### Source records ###

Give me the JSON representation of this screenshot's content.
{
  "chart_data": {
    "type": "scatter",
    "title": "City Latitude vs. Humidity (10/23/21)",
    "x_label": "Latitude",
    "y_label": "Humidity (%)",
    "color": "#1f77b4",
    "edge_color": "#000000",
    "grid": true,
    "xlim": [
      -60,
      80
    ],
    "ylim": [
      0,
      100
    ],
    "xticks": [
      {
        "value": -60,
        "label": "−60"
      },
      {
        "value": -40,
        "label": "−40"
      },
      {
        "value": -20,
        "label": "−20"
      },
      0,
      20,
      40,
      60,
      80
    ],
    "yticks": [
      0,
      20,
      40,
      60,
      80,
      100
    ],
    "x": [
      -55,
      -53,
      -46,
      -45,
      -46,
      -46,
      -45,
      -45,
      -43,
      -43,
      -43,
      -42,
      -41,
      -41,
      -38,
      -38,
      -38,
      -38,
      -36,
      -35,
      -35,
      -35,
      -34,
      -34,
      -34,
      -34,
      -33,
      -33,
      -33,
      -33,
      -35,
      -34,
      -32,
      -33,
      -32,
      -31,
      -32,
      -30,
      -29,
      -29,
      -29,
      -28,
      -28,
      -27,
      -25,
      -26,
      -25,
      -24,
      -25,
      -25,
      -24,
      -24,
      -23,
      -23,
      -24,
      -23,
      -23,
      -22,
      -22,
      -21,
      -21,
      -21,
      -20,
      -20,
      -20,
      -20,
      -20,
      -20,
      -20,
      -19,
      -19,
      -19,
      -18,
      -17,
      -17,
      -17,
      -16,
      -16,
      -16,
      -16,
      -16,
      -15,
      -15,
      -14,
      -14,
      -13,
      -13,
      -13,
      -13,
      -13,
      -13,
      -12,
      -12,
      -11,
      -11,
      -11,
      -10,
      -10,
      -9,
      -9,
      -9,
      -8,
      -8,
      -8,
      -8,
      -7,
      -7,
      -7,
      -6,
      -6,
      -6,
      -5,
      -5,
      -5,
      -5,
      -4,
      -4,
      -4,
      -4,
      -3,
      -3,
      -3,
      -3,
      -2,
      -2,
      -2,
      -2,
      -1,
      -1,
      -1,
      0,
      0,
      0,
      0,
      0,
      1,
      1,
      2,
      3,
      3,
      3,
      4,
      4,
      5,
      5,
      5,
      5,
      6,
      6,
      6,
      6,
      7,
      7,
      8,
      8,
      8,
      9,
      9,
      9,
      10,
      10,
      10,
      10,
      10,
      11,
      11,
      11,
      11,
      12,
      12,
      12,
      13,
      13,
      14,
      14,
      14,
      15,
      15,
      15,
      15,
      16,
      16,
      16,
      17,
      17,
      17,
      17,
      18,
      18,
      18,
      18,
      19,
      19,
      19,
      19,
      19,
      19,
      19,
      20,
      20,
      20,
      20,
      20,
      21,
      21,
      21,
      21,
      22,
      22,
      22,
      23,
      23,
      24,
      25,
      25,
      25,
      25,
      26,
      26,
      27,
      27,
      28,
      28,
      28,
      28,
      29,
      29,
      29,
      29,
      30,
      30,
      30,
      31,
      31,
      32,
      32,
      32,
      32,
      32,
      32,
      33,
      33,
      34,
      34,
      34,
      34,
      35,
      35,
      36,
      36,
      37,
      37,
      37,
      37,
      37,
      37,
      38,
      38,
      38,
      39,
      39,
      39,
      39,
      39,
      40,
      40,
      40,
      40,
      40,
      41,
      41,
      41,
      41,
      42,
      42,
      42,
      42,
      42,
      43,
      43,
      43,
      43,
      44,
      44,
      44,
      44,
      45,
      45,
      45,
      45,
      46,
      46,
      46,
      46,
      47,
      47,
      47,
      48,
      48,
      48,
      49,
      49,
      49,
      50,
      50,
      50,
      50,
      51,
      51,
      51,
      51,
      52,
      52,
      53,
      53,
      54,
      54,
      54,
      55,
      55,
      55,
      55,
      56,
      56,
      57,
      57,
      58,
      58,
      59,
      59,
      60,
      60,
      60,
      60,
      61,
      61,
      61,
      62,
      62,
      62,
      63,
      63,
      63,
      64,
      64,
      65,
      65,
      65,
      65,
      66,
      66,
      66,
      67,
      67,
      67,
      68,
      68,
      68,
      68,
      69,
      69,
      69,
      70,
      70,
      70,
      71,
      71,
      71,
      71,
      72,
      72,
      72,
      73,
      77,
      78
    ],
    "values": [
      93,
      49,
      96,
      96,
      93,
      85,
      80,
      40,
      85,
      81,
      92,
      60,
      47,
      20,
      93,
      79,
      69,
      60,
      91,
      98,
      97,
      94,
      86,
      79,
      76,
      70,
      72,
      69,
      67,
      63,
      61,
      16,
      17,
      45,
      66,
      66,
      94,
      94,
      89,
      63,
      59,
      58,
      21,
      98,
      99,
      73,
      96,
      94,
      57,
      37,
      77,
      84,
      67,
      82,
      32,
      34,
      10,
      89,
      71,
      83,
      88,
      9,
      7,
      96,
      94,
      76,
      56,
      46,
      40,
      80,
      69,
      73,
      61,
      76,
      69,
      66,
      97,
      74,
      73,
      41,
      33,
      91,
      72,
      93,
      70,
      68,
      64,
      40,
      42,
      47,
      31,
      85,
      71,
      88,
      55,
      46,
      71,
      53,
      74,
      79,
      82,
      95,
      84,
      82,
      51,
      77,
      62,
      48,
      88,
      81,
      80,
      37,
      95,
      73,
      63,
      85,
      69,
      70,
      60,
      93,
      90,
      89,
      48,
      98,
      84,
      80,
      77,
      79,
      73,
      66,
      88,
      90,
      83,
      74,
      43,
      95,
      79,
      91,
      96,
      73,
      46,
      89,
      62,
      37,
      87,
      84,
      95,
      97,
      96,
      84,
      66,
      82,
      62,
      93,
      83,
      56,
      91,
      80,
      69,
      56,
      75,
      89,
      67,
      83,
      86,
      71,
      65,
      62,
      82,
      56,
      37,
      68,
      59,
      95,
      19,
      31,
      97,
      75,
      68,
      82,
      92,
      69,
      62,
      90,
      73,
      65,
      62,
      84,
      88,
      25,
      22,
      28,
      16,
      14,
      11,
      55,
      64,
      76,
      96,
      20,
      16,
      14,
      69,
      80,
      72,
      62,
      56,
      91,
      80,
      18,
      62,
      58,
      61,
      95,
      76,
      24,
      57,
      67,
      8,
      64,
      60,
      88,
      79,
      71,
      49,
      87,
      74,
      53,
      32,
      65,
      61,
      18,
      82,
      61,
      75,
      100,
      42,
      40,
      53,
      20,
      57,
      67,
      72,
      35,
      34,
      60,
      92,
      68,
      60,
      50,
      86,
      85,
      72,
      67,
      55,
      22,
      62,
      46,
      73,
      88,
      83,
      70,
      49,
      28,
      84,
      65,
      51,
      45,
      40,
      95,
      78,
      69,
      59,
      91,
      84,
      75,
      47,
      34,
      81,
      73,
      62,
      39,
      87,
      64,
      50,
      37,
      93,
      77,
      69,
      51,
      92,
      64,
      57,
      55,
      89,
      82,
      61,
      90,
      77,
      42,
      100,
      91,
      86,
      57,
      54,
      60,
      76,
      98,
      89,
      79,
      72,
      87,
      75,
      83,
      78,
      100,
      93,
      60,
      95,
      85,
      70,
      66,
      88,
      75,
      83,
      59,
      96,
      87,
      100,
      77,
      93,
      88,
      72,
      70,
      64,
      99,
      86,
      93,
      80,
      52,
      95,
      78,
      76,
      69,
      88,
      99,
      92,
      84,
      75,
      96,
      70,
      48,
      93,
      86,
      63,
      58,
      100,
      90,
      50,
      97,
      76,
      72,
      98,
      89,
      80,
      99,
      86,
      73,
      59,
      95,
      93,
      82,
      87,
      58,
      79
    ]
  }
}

###

Output every entry shown above, exactly.

Give me the JSON representation of this screenshot's content.
{
  "chart_data": {
    "type": "scatter",
    "title": "City Latitude vs. Humidity (10/23/21)",
    "x_label": "Latitude",
    "y_label": "Humidity (%)",
    "color": "#1f77b4",
    "edge_color": "#000000",
    "grid": true,
    "xlim": [
      -60,
      80
    ],
    "ylim": [
      0,
      100
    ],
    "xticks": [
      {
        "value": -60,
        "label": "−60"
      },
      {
        "value": -40,
        "label": "−40"
      },
      {
        "value": -20,
        "label": "−20"
      },
      0,
      20,
      40,
      60,
      80
    ],
    "yticks": [
      0,
      20,
      40,
      60,
      80,
      100
    ],
    "x": [
      -55,
      -53,
      -46,
      -45,
      -46,
      -46,
      -45,
      -45,
      -43,
      -43,
      -43,
      -42,
      -41,
      -41,
      -38,
      -38,
      -38,
      -38,
      -36,
      -35,
      -35,
      -35,
      -34,
      -34,
      -34,
      -34,
      -33,
      -33,
      -33,
      -33,
      -35,
      -34,
      -32,
      -33,
      -32,
      -31,
      -32,
      -30,
      -29,
      -29,
      -29,
      -28,
      -28,
      -27,
      -25,
      -26,
      -25,
      -24,
      -25,
      -25,
      -24,
      -24,
      -23,
      -23,
      -24,
      -23,
      -23,
      -22,
      -22,
      -21,
      -21,
      -21,
      -20,
      -20,
      -20,
      -20,
      -20,
      -20,
      -20,
      -19,
      -19,
      -19,
      -18,
      -17,
      -17,
      -17,
      -16,
      -16,
      -16,
      -16,
      -16,
      -15,
      -15,
      -14,
      -14,
      -13,
      -13,
      -13,
      -13,
      -13,
      -13,
      -12,
      -12,
      -11,
      -11,
      -11,
      -10,
      -10,
      -9,
      -9,
      -9,
      -8,
      -8,
      -8,
      -8,
      -7,
      -7,
      -7,
      -6,
      -6,
      -6,
      -5,
      -5,
      -5,
      -5,
      -4,
      -4,
      -4,
      -4,
      -3,
      -3,
      -3,
      -3,
      -2,
      -2,
      -2,
      -2,
      -1,
      -1,
      -1,
      0,
      0,
      0,
      0,
      0,
      1,
      1,
      2,
      3,
      3,
      3,
      4,
      4,
      5,
      5,
      5,
      5,
      6,
      6,
      6,
      6,
      7,
      7,
      8,
      8,
      8,
      9,
      9,
      9,
      10,
      10,
      10,
      10,
      10,
      11,
      11,
      11,
      11,
      12,
      12,
      12,
      13,
      13,
      14,
      14,
      14,
      15,
      15,
      15,
      15,
      16,
      16,
      16,
      17,
      17,
      17,
      17,
      18,
      18,
      18,
      18,
      19,
      19,
      19,
      19,
      19,
      19,
      19,
      20,
      20,
      20,
      20,
      20,
      21,
      21,
      21,
      21,
      22,
      22,
      22,
      23,
      23,
      24,
      25,
      25,
      25,
      25,
      26,
      26,
      27,
      27,
      28,
      28,
      28,
      28,
      29,
      29,
      29,
      29,
      30,
      30,
      30,
      31,
      31,
      32,
      32,
      32,
      32,
      32,
      32,
      33,
      33,
      34,
      34,
      34,
      34,
      35,
      35,
      36,
      36,
      37,
      37,
      37,
      37,
      37,
      37,
      38,
      38,
      38,
      39,
      39,
      39,
      39,
      39,
      40,
      40,
      40,
      40,
      40,
      41,
      41,
      41,
      41,
      42,
      42,
      42,
      42,
      42,
      43,
      43,
      43,
      43,
      44,
      44,
      44,
      44,
      45,
      45,
      45,
      45,
      46,
      46,
      46,
      46,
      47,
      47,
      47,
      48,
      48,
      48,
      49,
      49,
      49,
      50,
      50,
      50,
      50,
      51,
      51,
      51,
      51,
      52,
      52,
      53,
      53,
      54,
      54,
      54,
      55,
      55,
      55,
      55,
      56,
      56,
      57,
      57,
      58,
      58,
      59,
      59,
      60,
      60,
      60,
      60,
      61,
      61,
      61,
      62,
      62,
      62,
      63,
      63,
      63,
      64,
      64,
      65,
      65,
      65,
      65,
      66,
      66,
      66,
      67,
      67,
      67,
      68,
      68,
      68,
      68,
      69,
      69,
      69,
      70,
      70,
      70,
      71,
      71,
      71,
      71,
      72,
      72,
      72,
      73,
      77,
      78
    ],
    "values": [
      93,
      49,
      96,
      96,
      93,
      85,
      80,
      40,
      85,
      81,
      92,
      60,
      47,
      20,
      93,
      79,
      69,
      60,
      91,
      98,
      97,
      94,
      86,
      79,
      76,
      70,
      72,
      69,
      67,
      63,
      61,
      16,
      17,
      45,
      66,
      66,
      94,
      94,
      89,
      63,
      59,
      58,
      21,
      98,
      99,
      73,
      96,
      94,
      57,
      37,
      77,
      84,
      67,
      82,
      32,
      34,
      10,
      89,
      71,
      83,
      88,
      9,
      7,
      96,
      94,
      76,
      56,
      46,
      40,
      80,
      69,
      73,
      61,
      76,
      69,
      66,
      97,
      74,
      73,
      41,
      33,
      91,
      72,
      93,
      70,
      68,
      64,
      40,
      42,
      47,
      31,
      85,
      71,
      88,
      55,
      46,
      71,
      53,
      74,
      79,
      82,
      95,
      84,
      82,
      51,
      77,
      62,
      48,
      88,
      81,
      80,
      37,
      95,
      73,
      63,
      85,
      69,
      70,
      60,
      93,
      90,
      89,
      48,
      98,
      84,
      80,
      77,
      79,
      73,
      66,
      88,
      90,
      83,
      74,
      43,
      95,
      79,
      91,
      96,
      73,
      46,
      89,
      62,
      37,
      87,
      84,
      95,
      97,
      96,
      84,
      66,
      82,
      62,
      93,
      83,
      56,
      91,
      80,
      69,
      56,
      75,
      89,
      67,
      83,
      86,
      71,
      65,
      62,
      82,
      56,
      37,
      68,
      59,
      95,
      19,
      31,
      97,
      75,
      68,
      82,
      92,
      69,
      62,
      90,
      73,
      65,
      62,
      84,
      88,
      25,
      22,
      28,
      16,
      14,
      11,
      55,
      64,
      76,
      96,
      20,
      16,
      14,
      69,
      80,
      72,
      62,
      56,
      91,
      80,
      18,
      62,
      58,
      61,
      95,
      76,
      24,
      57,
      67,
      8,
      64,
      60,
      88,
      79,
      71,
      49,
      87,
      74,
      53,
      32,
      65,
      61,
      18,
      82,
      61,
      75,
      100,
      42,
      40,
      53,
      20,
      57,
      67,
      72,
      35,
      34,
      60,
      92,
      68,
      60,
      50,
      86,
      85,
      72,
      67,
      55,
      22,
      62,
      46,
      73,
      88,
      83,
      70,
      49,
      28,
      84,
      65,
      51,
      45,
      40,
      95,
      78,
      69,
      59,
      91,
      84,
      75,
      47,
      34,
      81,
      73,
      62,
      39,
      87,
      64,
      50,
      37,
      93,
      77,
      69,
      51,
      92,
      64,
      57,
      55,
      89,
      82,
      61,
      90,
      77,
      42,
      100,
      91,
      86,
      57,
      54,
      60,
      76,
      98,
      89,
      79,
      72,
      87,
      75,
      83,
      78,
      100,
      93,
      60,
      95,
      85,
      70,
      66,
      88,
      75,
      83,
      59,
      96,
      87,
      100,
      77,
      93,
      88,
      72,
      70,
      64,
      99,
      86,
      93,
      80,
      52,
      95,
      78,
      76,
      69,
      88,
      99,
      92,
      84,
      75,
      96,
      70,
      48,
      93,
      86,
      63,
      58,
      100,
      90,
      50,
      97,
      76,
      72,
      98,
      89,
      80,
      99,
      86,
      73,
      59,
      95,
      93,
      82,
      87,
      58,
      79
    ]
  }
}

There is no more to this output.